:: Task material ::
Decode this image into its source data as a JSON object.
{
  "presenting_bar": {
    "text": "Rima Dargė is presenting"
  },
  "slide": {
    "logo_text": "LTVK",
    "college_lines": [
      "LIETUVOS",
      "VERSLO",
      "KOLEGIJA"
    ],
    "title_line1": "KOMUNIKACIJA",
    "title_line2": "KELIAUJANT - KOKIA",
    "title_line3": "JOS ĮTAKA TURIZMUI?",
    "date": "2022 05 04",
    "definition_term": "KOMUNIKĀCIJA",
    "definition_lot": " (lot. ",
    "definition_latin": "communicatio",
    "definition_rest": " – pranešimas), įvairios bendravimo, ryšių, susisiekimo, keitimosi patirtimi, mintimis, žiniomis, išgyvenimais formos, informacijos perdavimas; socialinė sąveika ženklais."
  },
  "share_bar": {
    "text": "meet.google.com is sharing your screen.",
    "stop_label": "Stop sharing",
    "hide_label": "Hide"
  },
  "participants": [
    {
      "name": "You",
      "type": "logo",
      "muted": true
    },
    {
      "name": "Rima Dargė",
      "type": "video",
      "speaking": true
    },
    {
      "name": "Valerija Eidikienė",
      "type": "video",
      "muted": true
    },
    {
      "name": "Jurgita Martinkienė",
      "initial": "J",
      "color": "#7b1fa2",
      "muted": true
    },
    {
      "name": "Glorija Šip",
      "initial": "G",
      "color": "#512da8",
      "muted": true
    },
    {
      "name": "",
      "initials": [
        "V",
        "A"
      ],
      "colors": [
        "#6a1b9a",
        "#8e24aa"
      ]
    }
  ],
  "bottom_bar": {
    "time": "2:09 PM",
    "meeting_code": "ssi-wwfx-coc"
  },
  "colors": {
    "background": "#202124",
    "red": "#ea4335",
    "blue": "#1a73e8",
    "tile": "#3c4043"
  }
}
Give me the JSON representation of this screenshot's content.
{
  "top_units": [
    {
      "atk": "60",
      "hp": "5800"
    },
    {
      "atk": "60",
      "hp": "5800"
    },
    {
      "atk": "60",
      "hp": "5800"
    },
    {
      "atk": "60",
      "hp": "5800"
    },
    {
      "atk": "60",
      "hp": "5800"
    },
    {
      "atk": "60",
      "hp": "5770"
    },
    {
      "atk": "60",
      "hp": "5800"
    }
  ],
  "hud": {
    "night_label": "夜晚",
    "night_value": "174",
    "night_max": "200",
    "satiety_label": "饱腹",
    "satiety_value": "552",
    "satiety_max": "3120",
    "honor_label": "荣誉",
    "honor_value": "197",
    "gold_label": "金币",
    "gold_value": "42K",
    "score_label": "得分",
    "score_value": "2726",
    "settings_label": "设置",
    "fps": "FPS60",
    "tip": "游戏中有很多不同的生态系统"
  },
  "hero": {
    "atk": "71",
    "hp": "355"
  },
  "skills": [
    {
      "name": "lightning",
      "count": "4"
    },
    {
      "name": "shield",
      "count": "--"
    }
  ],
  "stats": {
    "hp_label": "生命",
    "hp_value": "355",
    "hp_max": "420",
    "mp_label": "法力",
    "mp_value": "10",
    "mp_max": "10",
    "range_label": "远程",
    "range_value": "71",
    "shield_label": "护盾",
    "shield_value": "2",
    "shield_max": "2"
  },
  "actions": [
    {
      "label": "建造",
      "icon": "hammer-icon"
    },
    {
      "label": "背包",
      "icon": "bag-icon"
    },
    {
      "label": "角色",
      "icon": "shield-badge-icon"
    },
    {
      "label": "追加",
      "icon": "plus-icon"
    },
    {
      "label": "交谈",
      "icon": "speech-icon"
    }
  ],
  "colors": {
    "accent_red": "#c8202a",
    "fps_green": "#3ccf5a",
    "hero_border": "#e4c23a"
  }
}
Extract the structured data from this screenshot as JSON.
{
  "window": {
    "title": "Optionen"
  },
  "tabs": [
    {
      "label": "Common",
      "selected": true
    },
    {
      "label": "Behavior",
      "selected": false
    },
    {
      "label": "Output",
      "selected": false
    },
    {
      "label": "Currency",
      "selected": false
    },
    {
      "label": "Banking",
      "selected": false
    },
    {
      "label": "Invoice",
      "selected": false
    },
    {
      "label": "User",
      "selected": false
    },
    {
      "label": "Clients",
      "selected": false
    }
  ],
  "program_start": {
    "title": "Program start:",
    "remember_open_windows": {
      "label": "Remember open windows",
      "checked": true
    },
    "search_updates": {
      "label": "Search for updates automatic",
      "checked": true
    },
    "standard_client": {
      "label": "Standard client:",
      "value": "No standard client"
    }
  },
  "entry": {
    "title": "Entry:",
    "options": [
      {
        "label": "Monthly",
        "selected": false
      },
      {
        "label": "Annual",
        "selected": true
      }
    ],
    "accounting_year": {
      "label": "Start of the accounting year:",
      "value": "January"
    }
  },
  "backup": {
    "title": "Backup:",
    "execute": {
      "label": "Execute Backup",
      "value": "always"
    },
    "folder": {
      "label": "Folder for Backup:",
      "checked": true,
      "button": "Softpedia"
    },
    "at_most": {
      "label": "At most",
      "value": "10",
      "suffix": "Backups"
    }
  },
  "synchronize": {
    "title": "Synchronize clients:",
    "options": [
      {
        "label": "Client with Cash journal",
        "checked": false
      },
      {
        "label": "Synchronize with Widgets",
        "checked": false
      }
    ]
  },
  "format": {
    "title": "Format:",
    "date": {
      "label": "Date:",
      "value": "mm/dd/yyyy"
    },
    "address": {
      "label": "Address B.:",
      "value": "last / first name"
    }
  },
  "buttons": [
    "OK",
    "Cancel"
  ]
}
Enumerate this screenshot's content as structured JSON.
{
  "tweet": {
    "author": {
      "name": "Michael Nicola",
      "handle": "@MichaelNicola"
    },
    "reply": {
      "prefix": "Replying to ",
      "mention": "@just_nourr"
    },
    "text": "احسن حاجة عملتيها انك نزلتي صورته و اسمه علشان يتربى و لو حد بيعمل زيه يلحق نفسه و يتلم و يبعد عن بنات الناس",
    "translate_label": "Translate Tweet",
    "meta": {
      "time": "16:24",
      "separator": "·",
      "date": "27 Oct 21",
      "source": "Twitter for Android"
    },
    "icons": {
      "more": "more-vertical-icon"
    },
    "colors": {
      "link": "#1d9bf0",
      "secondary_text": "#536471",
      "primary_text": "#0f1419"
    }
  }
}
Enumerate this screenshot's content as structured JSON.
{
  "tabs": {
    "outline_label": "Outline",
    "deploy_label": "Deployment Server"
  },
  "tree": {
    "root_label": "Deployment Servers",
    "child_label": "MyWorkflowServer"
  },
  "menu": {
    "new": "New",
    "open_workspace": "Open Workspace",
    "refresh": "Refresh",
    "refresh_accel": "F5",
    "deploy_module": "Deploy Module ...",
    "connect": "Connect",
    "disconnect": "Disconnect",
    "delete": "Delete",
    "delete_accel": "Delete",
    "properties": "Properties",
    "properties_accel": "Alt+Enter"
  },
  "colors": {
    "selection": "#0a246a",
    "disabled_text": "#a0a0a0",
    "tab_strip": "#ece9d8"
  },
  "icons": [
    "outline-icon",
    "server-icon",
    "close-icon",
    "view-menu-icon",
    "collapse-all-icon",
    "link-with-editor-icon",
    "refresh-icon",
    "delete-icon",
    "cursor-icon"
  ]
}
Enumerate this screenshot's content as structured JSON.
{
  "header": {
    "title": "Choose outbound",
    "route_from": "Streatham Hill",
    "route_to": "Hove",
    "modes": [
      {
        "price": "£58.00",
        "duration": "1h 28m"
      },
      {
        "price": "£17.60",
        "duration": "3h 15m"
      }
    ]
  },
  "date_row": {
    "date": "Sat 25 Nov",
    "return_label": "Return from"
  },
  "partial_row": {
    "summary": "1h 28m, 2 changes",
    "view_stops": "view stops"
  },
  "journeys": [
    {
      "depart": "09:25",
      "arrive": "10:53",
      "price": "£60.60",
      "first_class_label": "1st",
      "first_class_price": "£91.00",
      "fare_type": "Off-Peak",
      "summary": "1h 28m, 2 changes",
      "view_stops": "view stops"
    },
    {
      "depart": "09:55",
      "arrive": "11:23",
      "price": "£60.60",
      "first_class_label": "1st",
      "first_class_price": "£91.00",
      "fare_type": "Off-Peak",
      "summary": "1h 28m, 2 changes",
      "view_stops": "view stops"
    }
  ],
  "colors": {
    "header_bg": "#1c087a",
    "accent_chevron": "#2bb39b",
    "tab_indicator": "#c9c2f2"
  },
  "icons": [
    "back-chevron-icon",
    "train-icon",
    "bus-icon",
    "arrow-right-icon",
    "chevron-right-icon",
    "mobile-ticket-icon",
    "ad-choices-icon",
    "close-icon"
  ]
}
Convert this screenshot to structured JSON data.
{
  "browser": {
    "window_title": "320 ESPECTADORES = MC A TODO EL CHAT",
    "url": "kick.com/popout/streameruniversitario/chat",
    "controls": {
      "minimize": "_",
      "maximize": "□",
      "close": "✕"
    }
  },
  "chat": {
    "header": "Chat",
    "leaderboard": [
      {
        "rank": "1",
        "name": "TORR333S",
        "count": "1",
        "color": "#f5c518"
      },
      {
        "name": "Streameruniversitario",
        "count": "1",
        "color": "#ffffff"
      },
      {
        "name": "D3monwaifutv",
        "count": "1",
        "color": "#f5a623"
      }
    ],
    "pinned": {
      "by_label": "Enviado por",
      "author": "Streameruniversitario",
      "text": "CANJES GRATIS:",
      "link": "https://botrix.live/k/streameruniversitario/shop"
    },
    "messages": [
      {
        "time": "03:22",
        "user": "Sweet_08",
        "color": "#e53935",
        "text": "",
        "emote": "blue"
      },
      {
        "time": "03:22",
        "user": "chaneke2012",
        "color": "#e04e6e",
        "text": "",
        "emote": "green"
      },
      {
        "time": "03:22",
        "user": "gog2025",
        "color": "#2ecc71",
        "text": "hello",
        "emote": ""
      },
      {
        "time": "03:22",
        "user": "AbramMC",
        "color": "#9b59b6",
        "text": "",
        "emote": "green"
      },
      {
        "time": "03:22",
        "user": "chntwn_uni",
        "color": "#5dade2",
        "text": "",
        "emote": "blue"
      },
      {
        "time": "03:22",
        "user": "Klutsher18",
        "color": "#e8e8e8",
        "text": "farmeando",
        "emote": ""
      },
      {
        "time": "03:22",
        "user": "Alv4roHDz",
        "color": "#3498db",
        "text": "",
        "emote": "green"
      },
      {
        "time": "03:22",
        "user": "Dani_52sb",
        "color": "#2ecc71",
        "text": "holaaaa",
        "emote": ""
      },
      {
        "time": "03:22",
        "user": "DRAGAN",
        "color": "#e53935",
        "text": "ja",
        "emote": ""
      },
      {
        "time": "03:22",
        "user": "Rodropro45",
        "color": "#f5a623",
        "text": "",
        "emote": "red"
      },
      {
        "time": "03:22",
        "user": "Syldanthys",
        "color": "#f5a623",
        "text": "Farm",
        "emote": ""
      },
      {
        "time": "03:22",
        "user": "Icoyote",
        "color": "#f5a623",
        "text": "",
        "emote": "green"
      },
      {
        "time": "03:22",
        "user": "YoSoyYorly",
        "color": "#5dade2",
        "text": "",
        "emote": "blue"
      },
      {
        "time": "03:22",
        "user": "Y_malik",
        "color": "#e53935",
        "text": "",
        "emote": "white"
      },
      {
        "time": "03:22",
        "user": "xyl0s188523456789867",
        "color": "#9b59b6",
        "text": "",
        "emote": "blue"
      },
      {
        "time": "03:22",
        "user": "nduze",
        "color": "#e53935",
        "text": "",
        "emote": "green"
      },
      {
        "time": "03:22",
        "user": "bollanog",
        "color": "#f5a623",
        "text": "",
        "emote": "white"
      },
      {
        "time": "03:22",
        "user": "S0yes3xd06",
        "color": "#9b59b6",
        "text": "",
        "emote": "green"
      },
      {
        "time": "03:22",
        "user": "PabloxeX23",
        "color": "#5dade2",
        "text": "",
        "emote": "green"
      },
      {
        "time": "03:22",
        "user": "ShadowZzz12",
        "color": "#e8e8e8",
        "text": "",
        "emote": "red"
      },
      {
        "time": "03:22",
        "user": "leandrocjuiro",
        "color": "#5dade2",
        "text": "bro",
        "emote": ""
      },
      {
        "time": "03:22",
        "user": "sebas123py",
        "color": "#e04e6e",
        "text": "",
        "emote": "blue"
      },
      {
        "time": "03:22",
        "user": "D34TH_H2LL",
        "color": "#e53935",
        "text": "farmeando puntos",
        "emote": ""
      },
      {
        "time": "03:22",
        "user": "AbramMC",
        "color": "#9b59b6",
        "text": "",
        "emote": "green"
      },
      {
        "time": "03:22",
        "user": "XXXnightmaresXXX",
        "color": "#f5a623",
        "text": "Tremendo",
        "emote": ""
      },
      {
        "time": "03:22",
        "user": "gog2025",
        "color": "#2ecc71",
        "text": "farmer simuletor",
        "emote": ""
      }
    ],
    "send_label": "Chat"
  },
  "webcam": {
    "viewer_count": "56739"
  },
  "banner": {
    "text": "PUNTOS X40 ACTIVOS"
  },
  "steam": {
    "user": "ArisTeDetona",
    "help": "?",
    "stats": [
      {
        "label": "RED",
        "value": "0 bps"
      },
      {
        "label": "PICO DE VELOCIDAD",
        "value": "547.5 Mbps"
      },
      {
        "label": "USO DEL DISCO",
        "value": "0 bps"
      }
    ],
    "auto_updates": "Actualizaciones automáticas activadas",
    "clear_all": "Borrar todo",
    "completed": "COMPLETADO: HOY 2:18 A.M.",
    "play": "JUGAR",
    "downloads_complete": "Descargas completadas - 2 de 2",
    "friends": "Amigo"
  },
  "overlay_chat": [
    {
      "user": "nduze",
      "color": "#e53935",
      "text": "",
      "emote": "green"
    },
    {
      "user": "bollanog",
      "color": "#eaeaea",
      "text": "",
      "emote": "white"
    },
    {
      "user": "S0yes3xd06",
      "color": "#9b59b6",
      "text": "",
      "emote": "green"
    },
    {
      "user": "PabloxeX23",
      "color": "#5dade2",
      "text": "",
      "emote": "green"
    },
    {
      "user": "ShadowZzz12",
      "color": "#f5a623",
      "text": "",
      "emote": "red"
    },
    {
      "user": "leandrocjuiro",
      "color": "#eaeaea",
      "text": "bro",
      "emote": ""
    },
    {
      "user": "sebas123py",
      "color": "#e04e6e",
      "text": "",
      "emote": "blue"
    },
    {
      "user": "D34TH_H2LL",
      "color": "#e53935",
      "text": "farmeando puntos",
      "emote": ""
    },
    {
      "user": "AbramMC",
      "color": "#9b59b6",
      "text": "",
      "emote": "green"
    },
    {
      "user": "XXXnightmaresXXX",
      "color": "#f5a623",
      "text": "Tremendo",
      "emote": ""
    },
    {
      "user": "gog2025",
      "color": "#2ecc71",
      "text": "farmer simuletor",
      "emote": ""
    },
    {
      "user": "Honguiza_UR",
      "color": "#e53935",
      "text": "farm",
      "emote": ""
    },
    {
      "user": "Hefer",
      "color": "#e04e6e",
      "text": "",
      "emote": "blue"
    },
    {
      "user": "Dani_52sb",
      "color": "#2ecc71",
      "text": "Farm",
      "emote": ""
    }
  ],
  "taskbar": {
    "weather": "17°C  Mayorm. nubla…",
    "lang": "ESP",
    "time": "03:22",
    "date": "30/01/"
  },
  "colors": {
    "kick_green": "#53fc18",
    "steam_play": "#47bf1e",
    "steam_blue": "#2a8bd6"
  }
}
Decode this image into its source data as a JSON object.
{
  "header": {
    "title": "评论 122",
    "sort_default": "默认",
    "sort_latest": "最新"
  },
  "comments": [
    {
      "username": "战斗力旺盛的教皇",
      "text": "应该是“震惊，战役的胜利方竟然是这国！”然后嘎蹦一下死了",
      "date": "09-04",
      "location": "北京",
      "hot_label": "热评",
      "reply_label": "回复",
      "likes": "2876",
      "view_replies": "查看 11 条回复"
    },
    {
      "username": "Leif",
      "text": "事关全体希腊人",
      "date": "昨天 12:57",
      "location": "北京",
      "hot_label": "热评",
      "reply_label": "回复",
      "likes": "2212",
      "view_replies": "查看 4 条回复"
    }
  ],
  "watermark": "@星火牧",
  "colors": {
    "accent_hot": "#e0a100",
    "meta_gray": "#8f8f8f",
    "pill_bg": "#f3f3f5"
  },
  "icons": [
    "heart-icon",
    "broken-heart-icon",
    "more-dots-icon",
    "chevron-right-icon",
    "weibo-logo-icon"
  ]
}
:::
### [Set problem]
Using the records above, say how many lines include the string "Dargė". Only the number is wanted.

### [Answer for the task]
2